* BEGIN Material for the task *

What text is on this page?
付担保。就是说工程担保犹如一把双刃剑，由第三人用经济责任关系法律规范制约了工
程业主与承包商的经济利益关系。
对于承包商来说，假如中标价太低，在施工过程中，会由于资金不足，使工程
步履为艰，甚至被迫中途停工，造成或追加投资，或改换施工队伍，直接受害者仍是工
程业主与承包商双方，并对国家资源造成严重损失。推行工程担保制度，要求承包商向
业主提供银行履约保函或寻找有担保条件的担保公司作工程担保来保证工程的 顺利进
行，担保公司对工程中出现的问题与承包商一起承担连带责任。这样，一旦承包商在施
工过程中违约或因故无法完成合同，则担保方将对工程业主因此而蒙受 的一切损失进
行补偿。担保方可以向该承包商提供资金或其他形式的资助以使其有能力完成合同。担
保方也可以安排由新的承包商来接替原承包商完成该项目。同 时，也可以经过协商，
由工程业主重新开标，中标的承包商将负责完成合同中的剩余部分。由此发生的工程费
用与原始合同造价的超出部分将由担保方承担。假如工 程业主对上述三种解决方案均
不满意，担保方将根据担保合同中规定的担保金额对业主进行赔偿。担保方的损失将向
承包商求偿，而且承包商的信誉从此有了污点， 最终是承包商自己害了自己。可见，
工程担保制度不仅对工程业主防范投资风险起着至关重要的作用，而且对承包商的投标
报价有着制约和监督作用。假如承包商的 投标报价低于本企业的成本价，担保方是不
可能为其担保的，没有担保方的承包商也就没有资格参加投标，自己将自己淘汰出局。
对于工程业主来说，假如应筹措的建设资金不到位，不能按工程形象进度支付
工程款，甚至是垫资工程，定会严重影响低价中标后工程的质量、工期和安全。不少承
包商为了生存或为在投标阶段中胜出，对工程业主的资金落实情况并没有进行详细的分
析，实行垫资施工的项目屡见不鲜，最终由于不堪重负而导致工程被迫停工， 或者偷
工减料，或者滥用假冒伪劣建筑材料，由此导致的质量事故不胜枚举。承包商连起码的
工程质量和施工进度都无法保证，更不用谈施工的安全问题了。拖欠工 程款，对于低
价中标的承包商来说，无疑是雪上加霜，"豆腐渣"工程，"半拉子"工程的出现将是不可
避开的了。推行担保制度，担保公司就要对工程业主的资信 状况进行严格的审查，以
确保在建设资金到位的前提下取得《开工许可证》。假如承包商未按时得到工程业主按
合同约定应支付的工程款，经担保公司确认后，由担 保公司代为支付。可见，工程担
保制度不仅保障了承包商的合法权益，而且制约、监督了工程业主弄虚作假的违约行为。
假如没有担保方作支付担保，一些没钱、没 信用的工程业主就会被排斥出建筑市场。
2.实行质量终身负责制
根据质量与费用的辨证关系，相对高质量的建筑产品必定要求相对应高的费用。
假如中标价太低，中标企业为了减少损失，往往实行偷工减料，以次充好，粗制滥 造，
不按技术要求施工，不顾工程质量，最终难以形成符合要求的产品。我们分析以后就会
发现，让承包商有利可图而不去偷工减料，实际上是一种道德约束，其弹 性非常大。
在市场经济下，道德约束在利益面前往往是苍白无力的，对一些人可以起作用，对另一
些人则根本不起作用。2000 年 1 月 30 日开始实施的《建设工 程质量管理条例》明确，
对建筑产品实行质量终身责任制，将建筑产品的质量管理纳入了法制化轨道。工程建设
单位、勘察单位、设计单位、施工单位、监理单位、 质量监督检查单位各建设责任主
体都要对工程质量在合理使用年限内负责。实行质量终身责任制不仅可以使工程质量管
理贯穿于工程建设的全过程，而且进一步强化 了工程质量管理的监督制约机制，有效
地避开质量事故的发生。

* END Material for the task *

> _Exercise goal_: Write the listing out again, exactly as shown above.

> _Result for this exercise_:
What text is on this page?
付担保。就是说工程担保犹如一把双刃剑，由第三人用经济责任关系法律规范制约了工
程业主与承包商的经济利益关系。
对于承包商来说，假如中标价太低，在施工过程中，会由于资金不足，使工程
步履为艰，甚至被迫中途停工，造成或追加投资，或改换施工队伍，直接受害者仍是工
程业主与承包商双方，并对国家资源造成严重损失。推行工程担保制度，要求承包商向
业主提供银行履约保函或寻找有担保条件的担保公司作工程担保来保证工程的 顺利进
行，担保公司对工程中出现的问题与承包商一起承担连带责任。这样，一旦承包商在施
工过程中违约或因故无法完成合同，则担保方将对工程业主因此而蒙受 的一切损失进
行补偿。担保方可以向该承包商提供资金或其他形式的资助以使其有能力完成合同。担
保方也可以安排由新的承包商来接替原承包商完成该项目。同 时，也可以经过协商，
由工程业主重新开标，中标的承包商将负责完成合同中的剩余部分。由此发生的工程费
用与原始合同造价的超出部分将由担保方承担。假如工 程业主对上述三种解决方案均
不满意，担保方将根据担保合同中规定的担保金额对业主进行赔偿。担保方的损失将向
承包商求偿，而且承包商的信誉从此有了污点， 最终是承包商自己害了自己。可见，
工程担保制度不仅对工程业主防范投资风险起着至关重要的作用，而且对承包商的投标
报价有着制约和监督作用。假如承包商的 投标报价低于本企业的成本价，担保方是不
可能为其担保的，没有担保方的承包商也就没有资格参加投标，自己将自己淘汰出局。
对于工程业主来说，假如应筹措的建设资金不到位，不能按工程形象进度支付
工程款，甚至是垫资工程，定会严重影响低价中标后工程的质量、工期和安全。不少承
包商为了生存或为在投标阶段中胜出，对工程业主的资金落实情况并没有进行详细的分
析，实行垫资施工的项目屡见不鲜，最终由于不堪重负而导致工程被迫停工， 或者偷
工减料，或者滥用假冒伪劣建筑材料，由此导致的质量事故不胜枚举。承包商连起码的
工程质量和施工进度都无法保证，更不用谈施工的安全问题了。拖欠工 程款，对于低
价中标的承包商来说，无疑是雪上加霜，"豆腐渣"工程，"半拉子"工程的出现将是不可
避开的了。推行担保制度，担保公司就要对工程业主的资信 状况进行严格的审查，以
确保在建设资金到位的前提下取得《开工许可证》。假如承包商未按时得到工程业主按
合同约定应支付的工程款，经担保公司确认后，由担 保公司代为支付。可见，工程担
保制度不仅保障了承包商的合法权益，而且制约、监督了工程业主弄虚作假的违约行为。
假如没有担保方作支付担保，一些没钱、没 信用的工程业主就会被排斥出建筑市场。
2.实行质量终身负责制
根据质量与费用的辨证关系，相对高质量的建筑产品必定要求相对应高的费用。
假如中标价太低，中标企业为了减少损失，往往实行偷工减料，以次充好，粗制滥 造，
不按技术要求施工，不顾工程质量，最终难以形成符合要求的产品。我们分析以后就会
发现，让承包商有利可图而不去偷工减料，实际上是一种道德约束，其弹 性非常大。
在市场经济下，道德约束在利益面前往往是苍白无力的，对一些人可以起作用，对另一
些人则根本不起作用。2000 年 1 月 30 日开始实施的《建设工 程质量管理条例》明确，
对建筑产品实行质量终身责任制，将建筑产品的质量管理纳入了法制化轨道。工程建设
单位、勘察单位、设计单位、施工单位、监理单位、 质量监督检查单位各建设责任主
体都要对工程质量在合理使用年限内负责。实行质量终身责任制不仅可以使工程质量管
理贯穿于工程建设的全过程，而且进一步强化 了工程质量管理的监督制约机制，有效
地避开质量事故的发生。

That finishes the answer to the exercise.